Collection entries
——

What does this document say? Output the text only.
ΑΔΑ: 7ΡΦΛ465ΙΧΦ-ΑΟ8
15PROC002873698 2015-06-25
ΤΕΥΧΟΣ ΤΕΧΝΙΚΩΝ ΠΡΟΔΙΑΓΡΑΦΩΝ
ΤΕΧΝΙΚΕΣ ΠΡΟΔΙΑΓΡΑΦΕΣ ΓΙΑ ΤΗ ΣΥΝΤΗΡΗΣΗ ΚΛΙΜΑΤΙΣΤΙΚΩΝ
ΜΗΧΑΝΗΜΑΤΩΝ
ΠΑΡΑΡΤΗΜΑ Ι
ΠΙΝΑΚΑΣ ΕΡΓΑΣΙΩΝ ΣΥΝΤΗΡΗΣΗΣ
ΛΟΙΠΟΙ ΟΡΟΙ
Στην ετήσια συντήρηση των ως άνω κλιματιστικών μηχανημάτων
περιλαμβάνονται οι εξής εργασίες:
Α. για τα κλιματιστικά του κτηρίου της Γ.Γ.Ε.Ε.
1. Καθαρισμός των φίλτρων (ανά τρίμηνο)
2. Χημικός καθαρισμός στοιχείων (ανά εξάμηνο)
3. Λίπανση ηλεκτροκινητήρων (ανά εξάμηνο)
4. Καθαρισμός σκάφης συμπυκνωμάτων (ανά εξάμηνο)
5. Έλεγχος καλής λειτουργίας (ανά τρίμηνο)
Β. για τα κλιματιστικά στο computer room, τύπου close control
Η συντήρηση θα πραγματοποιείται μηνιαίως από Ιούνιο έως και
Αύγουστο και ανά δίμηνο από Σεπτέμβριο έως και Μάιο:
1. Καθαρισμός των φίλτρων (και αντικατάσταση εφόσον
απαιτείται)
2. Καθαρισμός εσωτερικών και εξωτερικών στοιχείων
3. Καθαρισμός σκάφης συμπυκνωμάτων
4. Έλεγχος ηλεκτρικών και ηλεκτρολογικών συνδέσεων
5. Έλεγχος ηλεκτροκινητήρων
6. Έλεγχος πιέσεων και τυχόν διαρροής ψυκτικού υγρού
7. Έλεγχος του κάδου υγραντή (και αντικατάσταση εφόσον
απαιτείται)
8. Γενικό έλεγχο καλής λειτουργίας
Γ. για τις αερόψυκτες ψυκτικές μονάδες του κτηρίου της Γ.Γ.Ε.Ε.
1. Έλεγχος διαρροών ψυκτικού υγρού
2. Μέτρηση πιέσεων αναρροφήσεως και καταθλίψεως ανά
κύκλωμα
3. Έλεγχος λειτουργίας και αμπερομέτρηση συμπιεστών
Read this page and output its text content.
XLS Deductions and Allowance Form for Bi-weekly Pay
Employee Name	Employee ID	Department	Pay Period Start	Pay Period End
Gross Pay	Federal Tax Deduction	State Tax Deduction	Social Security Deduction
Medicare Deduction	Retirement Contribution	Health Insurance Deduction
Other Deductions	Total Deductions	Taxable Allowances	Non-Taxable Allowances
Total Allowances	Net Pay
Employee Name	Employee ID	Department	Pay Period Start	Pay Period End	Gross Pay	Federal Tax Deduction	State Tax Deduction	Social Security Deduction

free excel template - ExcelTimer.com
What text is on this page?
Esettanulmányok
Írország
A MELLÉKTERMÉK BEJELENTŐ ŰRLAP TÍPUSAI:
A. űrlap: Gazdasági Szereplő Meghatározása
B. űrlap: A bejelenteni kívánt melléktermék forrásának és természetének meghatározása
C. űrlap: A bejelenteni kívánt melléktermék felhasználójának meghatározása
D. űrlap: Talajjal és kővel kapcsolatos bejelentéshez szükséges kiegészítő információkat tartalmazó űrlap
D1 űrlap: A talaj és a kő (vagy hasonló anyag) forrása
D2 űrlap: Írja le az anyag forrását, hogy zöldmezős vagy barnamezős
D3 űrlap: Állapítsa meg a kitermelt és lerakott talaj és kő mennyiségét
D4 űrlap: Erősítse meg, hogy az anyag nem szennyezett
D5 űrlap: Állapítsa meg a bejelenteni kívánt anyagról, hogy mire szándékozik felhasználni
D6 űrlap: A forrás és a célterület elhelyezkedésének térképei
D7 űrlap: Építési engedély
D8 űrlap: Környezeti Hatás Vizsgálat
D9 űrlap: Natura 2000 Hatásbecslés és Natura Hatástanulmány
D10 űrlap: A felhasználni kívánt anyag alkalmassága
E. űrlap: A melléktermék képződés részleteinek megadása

——

What you will do: Print every record exactly as it was given.

Result:
What does this document say? Output the text only.
ΑΔΑ: 7ΡΦΛ465ΙΧΦ-ΑΟ8
15PROC002873698 2015-06-25
ΤΕΥΧΟΣ ΤΕΧΝΙΚΩΝ ΠΡΟΔΙΑΓΡΑΦΩΝ
ΤΕΧΝΙΚΕΣ ΠΡΟΔΙΑΓΡΑΦΕΣ ΓΙΑ ΤΗ ΣΥΝΤΗΡΗΣΗ ΚΛΙΜΑΤΙΣΤΙΚΩΝ
ΜΗΧΑΝΗΜΑΤΩΝ
ΠΑΡΑΡΤΗΜΑ Ι
ΠΙΝΑΚΑΣ ΕΡΓΑΣΙΩΝ ΣΥΝΤΗΡΗΣΗΣ
ΛΟΙΠΟΙ ΟΡΟΙ
Στην ετήσια συντήρηση των ως άνω κλιματιστικών μηχανημάτων
περιλαμβάνονται οι εξής εργασίες:
Α. για τα κλιματιστικά του κτηρίου της Γ.Γ.Ε.Ε.
1. Καθαρισμός των φίλτρων (ανά τρίμηνο)
2. Χημικός καθαρισμός στοιχείων (ανά εξάμηνο)
3. Λίπανση ηλεκτροκινητήρων (ανά εξάμηνο)
4. Καθαρισμός σκάφης συμπυκνωμάτων (ανά εξάμηνο)
5. Έλεγχος καλής λειτουργίας (ανά τρίμηνο)
Β. για τα κλιματιστικά στο computer room, τύπου close control
Η συντήρηση θα πραγματοποιείται μηνιαίως από Ιούνιο έως και
Αύγουστο και ανά δίμηνο από Σεπτέμβριο έως και Μάιο:
1. Καθαρισμός των φίλτρων (και αντικατάσταση εφόσον
απαιτείται)
2. Καθαρισμός εσωτερικών και εξωτερικών στοιχείων
3. Καθαρισμός σκάφης συμπυκνωμάτων
4. Έλεγχος ηλεκτρικών και ηλεκτρολογικών συνδέσεων
5. Έλεγχος ηλεκτροκινητήρων
6. Έλεγχος πιέσεων και τυχόν διαρροής ψυκτικού υγρού
7. Έλεγχος του κάδου υγραντή (και αντικατάσταση εφόσον
απαιτείται)
8. Γενικό έλεγχο καλής λειτουργίας
Γ. για τις αερόψυκτες ψυκτικές μονάδες του κτηρίου της Γ.Γ.Ε.Ε.
1. Έλεγχος διαρροών ψυκτικού υγρού
2. Μέτρηση πιέσεων αναρροφήσεως και καταθλίψεως ανά
κύκλωμα
3. Έλεγχος λειτουργίας και αμπερομέτρηση συμπιεστών
Read this page and output its text content.
XLS Deductions and Allowance Form for Bi-weekly Pay
Employee Name	Employee ID	Department	Pay Period Start	Pay Period End
Gross Pay	Federal Tax Deduction	State Tax Deduction	Social Security Deduction
Medicare Deduction	Retirement Contribution	Health Insurance Deduction
Other Deductions	Total Deductions	Taxable Allowances	Non-Taxable Allowances
Total Allowances	Net Pay
Employee Name	Employee ID	Department	Pay Period Start	Pay Period End	Gross Pay	Federal Tax Deduction	State Tax Deduction	Social Security Deduction

free excel template - ExcelTimer.com
What text is on this page?
Esettanulmányok
Írország
A MELLÉKTERMÉK BEJELENTŐ ŰRLAP TÍPUSAI:
A. űrlap: Gazdasági Szereplő Meghatározása
B. űrlap: A bejelenteni kívánt melléktermék forrásának és természetének meghatározása
C. űrlap: A bejelenteni kívánt melléktermék felhasználójának meghatározása
D. űrlap: Talajjal és kővel kapcsolatos bejelentéshez szükséges kiegészítő információkat tartalmazó űrlap
D1 űrlap: A talaj és a kő (vagy hasonló anyag) forrása
D2 űrlap: Írja le az anyag forrását, hogy zöldmezős vagy barnamezős
D3 űrlap: Állapítsa meg a kitermelt és lerakott talaj és kő mennyiségét
D4 űrlap: Erősítse meg, hogy az anyag nem szennyezett
D5 űrlap: Állapítsa meg a bejelenteni kívánt anyagról, hogy mire szándékozik felhasználni
D6 űrlap: A forrás és a célterület elhelyezkedésének térképei
D7 űrlap: Építési engedély
D8 űrlap: Környezeti Hatás Vizsgálat
D9 űrlap: Natura 2000 Hatásbecslés és Natura Hatástanulmány
D10 űrlap: A felhasználni kívánt anyag alkalmassága
E. űrlap: A melléktermék képződés részleteinek megadása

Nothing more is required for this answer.